» **Problem to work on**: Report only the number of lines in this material that include the string "mastercard".

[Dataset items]
--- BEGIN ---

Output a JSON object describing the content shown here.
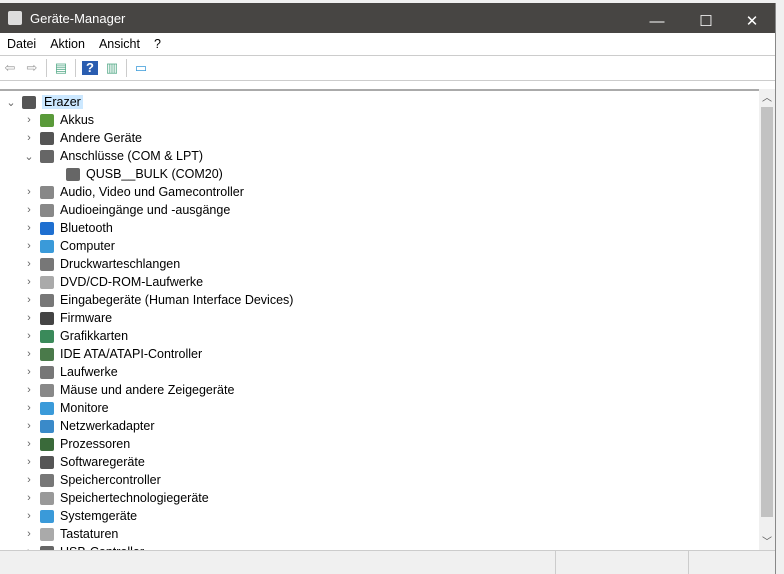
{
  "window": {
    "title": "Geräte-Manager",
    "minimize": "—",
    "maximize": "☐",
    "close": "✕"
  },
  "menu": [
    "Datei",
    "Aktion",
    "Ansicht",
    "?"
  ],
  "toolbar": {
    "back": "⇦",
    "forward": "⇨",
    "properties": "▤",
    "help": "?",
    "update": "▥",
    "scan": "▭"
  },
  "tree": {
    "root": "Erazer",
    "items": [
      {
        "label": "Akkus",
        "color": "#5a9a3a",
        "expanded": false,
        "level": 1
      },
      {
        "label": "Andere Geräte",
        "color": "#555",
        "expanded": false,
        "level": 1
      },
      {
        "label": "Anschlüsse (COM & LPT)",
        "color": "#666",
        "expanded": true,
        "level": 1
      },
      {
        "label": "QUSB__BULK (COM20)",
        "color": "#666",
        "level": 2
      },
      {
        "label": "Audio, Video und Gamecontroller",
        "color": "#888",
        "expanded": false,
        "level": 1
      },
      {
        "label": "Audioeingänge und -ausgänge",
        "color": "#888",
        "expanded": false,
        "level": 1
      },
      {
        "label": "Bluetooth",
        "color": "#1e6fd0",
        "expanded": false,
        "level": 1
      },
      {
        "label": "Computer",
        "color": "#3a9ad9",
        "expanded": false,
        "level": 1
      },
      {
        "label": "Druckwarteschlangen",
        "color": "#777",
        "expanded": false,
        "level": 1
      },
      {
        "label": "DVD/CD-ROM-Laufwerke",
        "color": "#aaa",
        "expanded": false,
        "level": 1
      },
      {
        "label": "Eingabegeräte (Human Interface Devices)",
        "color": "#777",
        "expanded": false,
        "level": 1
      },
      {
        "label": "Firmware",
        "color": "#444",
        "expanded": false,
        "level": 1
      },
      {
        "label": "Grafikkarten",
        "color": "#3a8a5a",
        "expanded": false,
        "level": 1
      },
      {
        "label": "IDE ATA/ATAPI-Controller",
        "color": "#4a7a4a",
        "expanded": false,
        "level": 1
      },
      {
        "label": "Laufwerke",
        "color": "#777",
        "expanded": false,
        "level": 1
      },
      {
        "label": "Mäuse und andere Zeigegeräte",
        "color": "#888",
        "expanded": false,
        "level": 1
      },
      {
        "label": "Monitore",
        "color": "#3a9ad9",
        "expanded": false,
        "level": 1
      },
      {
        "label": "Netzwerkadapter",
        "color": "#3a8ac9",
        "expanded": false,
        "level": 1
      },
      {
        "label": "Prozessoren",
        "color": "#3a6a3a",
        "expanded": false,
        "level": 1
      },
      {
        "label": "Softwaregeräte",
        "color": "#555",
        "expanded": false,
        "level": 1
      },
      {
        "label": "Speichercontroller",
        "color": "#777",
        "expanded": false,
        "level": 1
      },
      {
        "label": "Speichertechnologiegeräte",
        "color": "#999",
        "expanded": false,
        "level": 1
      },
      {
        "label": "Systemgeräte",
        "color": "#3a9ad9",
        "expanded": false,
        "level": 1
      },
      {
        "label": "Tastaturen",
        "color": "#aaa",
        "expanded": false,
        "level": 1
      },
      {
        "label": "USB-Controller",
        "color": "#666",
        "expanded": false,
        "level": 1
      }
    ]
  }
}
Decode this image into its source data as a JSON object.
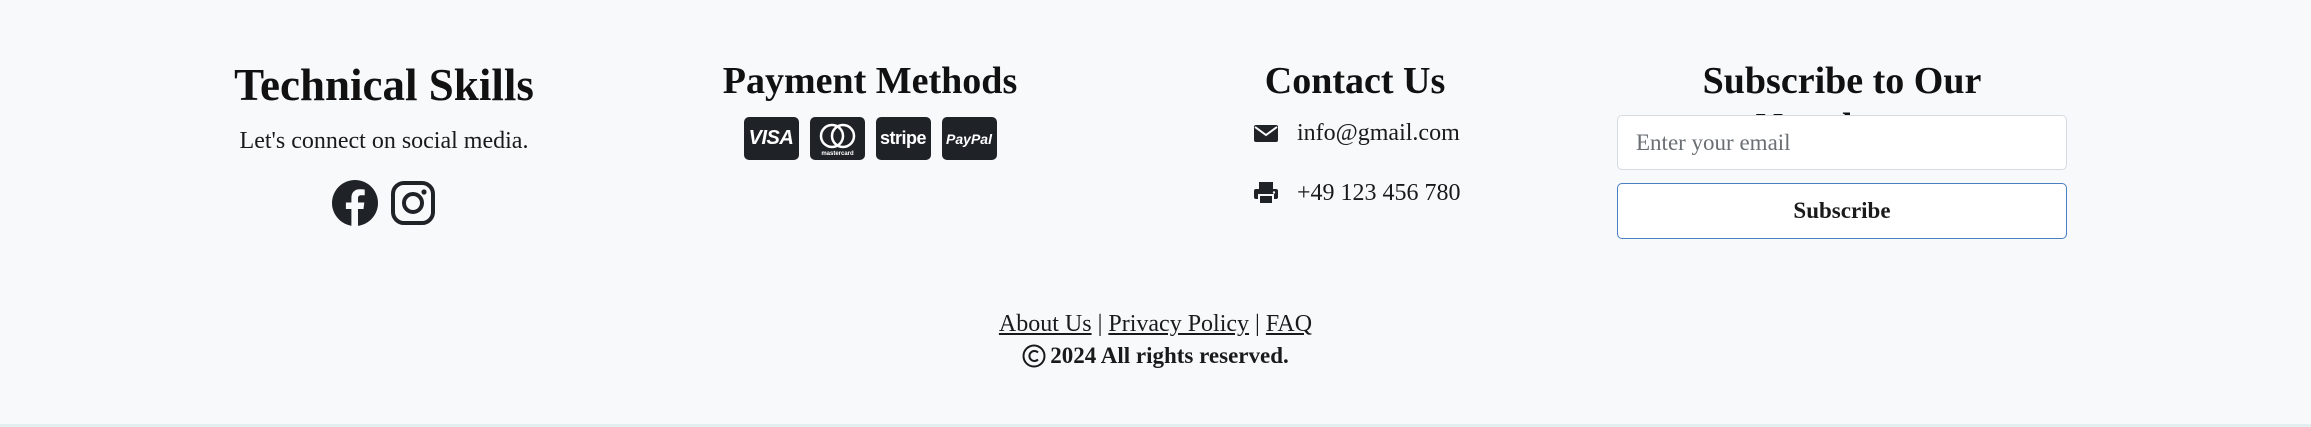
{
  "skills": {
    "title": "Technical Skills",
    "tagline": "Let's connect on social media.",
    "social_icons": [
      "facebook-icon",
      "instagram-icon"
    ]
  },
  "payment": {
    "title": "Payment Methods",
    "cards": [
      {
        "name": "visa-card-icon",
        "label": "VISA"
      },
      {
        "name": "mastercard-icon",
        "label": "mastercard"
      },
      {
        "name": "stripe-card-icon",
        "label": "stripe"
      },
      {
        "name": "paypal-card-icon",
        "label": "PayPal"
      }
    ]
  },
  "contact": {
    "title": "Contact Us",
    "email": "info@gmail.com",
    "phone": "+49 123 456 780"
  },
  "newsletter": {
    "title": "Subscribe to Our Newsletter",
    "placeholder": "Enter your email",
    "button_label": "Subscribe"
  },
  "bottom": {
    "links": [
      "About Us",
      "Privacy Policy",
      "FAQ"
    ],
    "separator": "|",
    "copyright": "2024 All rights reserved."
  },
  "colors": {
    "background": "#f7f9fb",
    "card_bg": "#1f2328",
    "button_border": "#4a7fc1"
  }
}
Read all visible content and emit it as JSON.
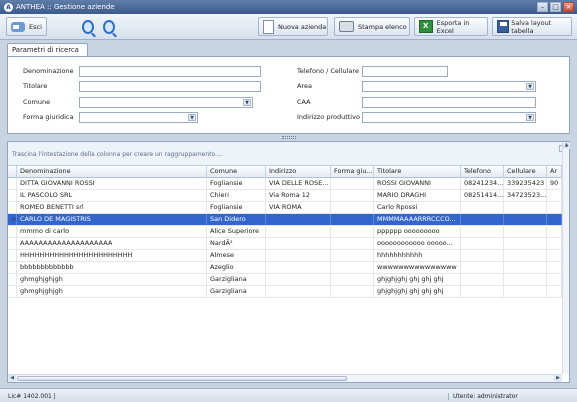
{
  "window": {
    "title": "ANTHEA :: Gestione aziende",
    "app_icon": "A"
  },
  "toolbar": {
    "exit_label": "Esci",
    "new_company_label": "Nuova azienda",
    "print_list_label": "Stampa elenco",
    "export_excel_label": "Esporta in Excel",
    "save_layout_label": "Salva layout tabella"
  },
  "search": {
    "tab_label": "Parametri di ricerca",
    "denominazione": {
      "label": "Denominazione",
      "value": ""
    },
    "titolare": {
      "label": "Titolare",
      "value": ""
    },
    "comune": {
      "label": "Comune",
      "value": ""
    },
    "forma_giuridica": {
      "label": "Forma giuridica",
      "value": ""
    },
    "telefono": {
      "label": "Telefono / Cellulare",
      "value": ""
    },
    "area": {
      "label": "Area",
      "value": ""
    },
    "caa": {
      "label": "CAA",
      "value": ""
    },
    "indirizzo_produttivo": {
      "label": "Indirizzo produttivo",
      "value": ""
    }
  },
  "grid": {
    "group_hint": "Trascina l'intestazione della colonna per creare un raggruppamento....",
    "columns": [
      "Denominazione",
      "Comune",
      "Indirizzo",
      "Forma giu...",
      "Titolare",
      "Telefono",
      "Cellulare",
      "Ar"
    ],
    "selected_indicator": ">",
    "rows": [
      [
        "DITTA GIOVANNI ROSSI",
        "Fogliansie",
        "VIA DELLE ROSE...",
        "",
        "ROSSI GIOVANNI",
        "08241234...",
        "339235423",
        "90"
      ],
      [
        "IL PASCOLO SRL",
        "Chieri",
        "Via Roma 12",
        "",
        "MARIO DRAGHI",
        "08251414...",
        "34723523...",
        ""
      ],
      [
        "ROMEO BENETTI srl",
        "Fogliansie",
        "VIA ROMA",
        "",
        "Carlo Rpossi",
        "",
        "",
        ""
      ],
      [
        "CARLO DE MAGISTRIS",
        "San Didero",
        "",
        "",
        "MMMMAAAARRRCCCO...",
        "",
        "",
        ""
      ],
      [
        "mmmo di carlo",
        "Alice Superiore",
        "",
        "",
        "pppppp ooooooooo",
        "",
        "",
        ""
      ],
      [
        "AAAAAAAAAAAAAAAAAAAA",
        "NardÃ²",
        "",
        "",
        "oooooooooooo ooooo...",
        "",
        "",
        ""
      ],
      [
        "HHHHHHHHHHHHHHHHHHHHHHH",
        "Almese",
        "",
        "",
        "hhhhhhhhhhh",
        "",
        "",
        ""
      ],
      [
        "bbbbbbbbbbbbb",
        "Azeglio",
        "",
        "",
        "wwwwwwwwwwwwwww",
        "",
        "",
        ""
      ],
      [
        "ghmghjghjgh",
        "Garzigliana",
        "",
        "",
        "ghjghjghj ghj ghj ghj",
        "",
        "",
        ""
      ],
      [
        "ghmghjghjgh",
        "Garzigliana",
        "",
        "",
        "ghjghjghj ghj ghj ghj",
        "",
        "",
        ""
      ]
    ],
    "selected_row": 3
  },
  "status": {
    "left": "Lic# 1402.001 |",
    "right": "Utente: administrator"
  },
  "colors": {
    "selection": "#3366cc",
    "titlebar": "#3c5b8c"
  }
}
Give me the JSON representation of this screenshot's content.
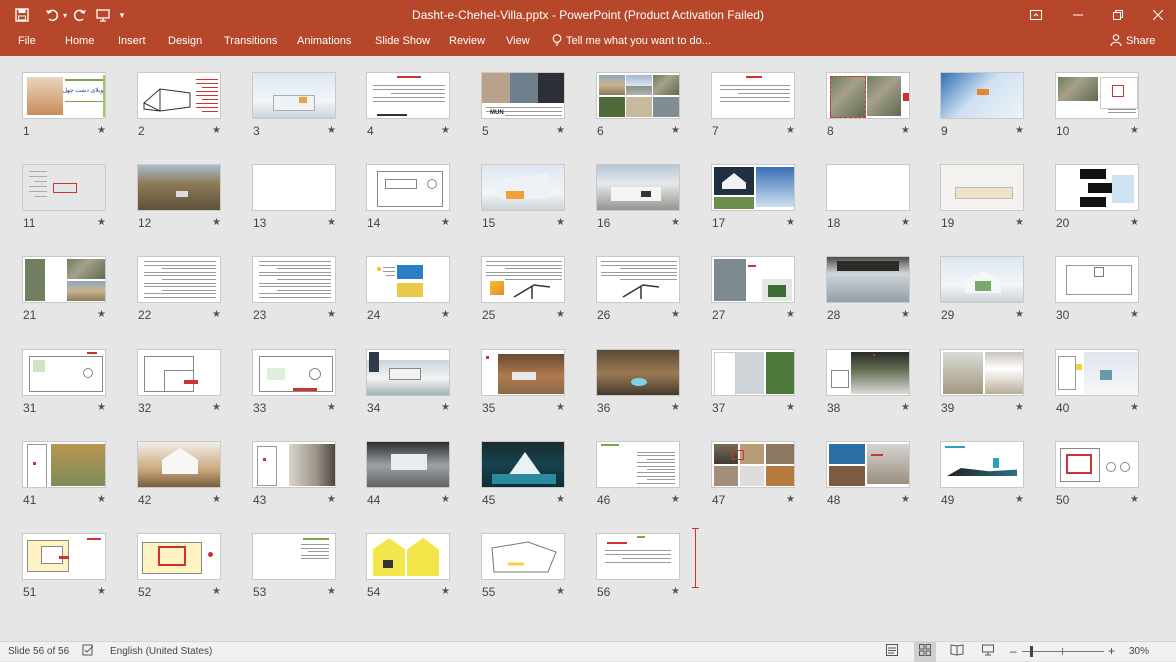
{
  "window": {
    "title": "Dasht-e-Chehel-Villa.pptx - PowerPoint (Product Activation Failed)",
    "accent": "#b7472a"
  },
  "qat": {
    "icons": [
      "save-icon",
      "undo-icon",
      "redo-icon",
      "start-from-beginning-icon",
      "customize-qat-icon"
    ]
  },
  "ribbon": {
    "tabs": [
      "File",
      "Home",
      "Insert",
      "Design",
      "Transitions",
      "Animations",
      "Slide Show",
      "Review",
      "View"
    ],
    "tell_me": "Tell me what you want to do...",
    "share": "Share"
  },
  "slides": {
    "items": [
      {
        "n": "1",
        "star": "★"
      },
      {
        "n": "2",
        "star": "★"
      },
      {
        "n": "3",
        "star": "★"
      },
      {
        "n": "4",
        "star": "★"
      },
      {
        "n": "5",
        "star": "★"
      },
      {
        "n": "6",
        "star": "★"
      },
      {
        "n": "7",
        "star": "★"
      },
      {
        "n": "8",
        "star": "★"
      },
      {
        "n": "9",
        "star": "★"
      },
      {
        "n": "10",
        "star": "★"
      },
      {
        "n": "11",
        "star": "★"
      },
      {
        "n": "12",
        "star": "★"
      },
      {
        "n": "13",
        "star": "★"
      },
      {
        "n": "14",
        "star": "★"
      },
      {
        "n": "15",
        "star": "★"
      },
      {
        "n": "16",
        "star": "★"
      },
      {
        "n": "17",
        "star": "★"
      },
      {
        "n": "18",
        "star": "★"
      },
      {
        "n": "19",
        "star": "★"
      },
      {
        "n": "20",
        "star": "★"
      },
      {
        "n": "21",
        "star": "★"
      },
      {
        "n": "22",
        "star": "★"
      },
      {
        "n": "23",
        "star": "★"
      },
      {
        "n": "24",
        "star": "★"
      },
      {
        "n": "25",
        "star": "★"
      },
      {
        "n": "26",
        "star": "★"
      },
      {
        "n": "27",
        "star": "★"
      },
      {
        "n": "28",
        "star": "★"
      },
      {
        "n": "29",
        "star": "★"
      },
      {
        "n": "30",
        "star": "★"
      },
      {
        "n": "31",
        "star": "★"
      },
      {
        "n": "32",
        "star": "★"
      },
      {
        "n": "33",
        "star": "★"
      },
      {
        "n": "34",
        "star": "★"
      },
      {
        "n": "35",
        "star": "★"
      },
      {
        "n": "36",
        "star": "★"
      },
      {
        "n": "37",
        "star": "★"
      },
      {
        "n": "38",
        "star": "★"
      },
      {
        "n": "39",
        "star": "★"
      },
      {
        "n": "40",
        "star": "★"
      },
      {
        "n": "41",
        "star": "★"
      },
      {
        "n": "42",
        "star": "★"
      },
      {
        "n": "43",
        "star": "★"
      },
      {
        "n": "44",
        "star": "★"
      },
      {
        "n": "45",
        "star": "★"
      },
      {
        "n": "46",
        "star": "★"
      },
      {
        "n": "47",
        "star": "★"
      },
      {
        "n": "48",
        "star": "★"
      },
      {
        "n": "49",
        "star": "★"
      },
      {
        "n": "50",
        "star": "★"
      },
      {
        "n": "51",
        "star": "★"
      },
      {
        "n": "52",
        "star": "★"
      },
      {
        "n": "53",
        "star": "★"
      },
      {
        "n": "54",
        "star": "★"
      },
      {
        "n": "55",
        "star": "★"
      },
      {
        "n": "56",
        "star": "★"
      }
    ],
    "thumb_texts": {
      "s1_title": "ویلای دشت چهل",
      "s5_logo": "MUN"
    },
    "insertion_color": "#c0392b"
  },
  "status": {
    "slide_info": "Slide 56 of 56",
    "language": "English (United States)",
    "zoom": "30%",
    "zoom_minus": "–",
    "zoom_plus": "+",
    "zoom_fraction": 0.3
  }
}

--- END ---

» **Complete answer**: 2